• [Aim] All of the material below is to be restated word for word, apart from the pictures.
☆ ☆ ☆ ☆
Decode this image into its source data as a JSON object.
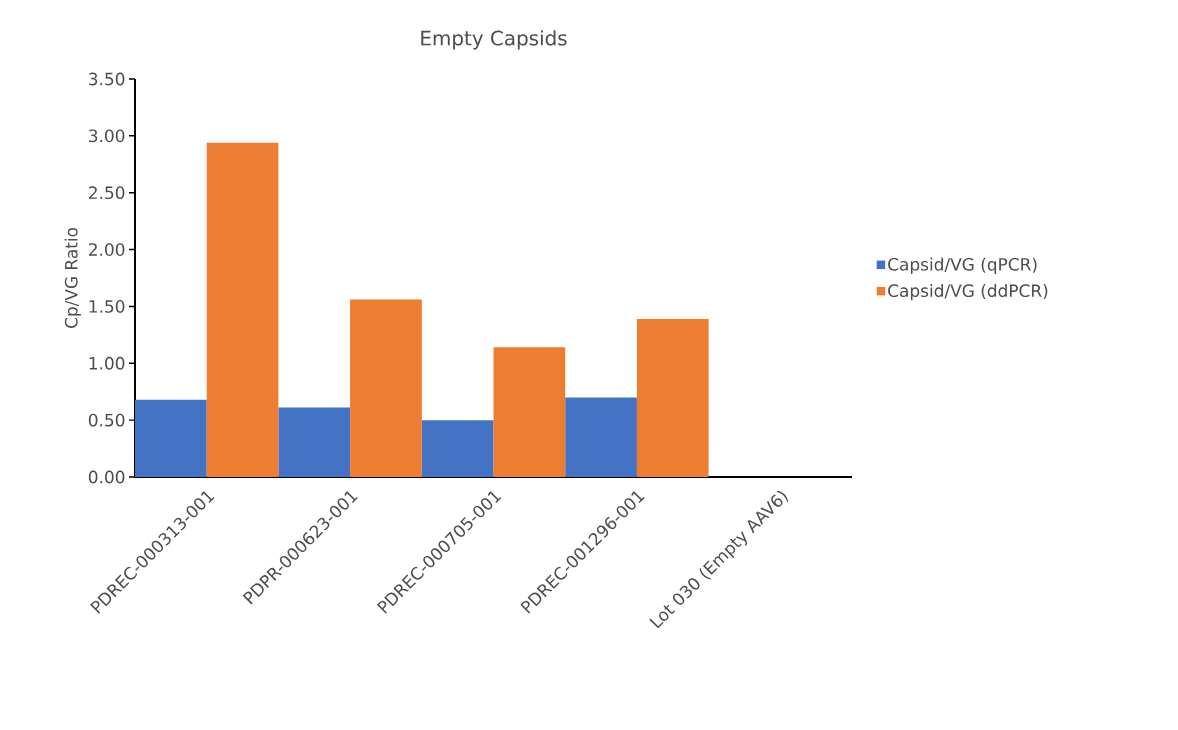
{
  "chart_data": {
    "type": "bar",
    "title": "Empty Capsids",
    "ylabel": "Cp/VG Ratio",
    "categories": [
      "PDREC-000313-001",
      "PDPR-000623-001",
      "PDREC-000705-001",
      "PDREC-001296-001",
      "Lot 030 (Empty AAV6)"
    ],
    "series": [
      {
        "name": "Capsid/VG (qPCR)",
        "color": "#4472c4",
        "values": [
          0.68,
          0.61,
          0.5,
          0.7,
          null
        ]
      },
      {
        "name": "Capsid/VG (ddPCR)",
        "color": "#ed7d31",
        "values": [
          2.94,
          1.56,
          1.14,
          1.39,
          null
        ]
      }
    ],
    "ylim": [
      0,
      3.5
    ],
    "yticks": [
      {
        "value": 0,
        "label": "0.00"
      },
      {
        "value": 0.5,
        "label": "0.50"
      },
      {
        "value": 1,
        "label": "1.00"
      },
      {
        "value": 1.5,
        "label": "1.50"
      },
      {
        "value": 2,
        "label": "2.00"
      },
      {
        "value": 2.5,
        "label": "2.50"
      },
      {
        "value": 3,
        "label": "3.00"
      },
      {
        "value": 3.5,
        "label": "3.50"
      }
    ],
    "grid": false,
    "legend": "right"
  }
}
☆ ☆ ☆ ☆
• [Response to the exercise]
Decode this image into its source data as a JSON object.
{
  "chart_data": {
    "type": "bar",
    "title": "Empty Capsids",
    "ylabel": "Cp/VG Ratio",
    "categories": [
      "PDREC-000313-001",
      "PDPR-000623-001",
      "PDREC-000705-001",
      "PDREC-001296-001",
      "Lot 030 (Empty AAV6)"
    ],
    "series": [
      {
        "name": "Capsid/VG (qPCR)",
        "color": "#4472c4",
        "values": [
          0.68,
          0.61,
          0.5,
          0.7,
          null
        ]
      },
      {
        "name": "Capsid/VG (ddPCR)",
        "color": "#ed7d31",
        "values": [
          2.94,
          1.56,
          1.14,
          1.39,
          null
        ]
      }
    ],
    "ylim": [
      0,
      3.5
    ],
    "yticks": [
      {
        "value": 0,
        "label": "0.00"
      },
      {
        "value": 0.5,
        "label": "0.50"
      },
      {
        "value": 1,
        "label": "1.00"
      },
      {
        "value": 1.5,
        "label": "1.50"
      },
      {
        "value": 2,
        "label": "2.00"
      },
      {
        "value": 2.5,
        "label": "2.50"
      },
      {
        "value": 3,
        "label": "3.00"
      },
      {
        "value": 3.5,
        "label": "3.50"
      }
    ],
    "grid": false,
    "legend": "right"
  }
}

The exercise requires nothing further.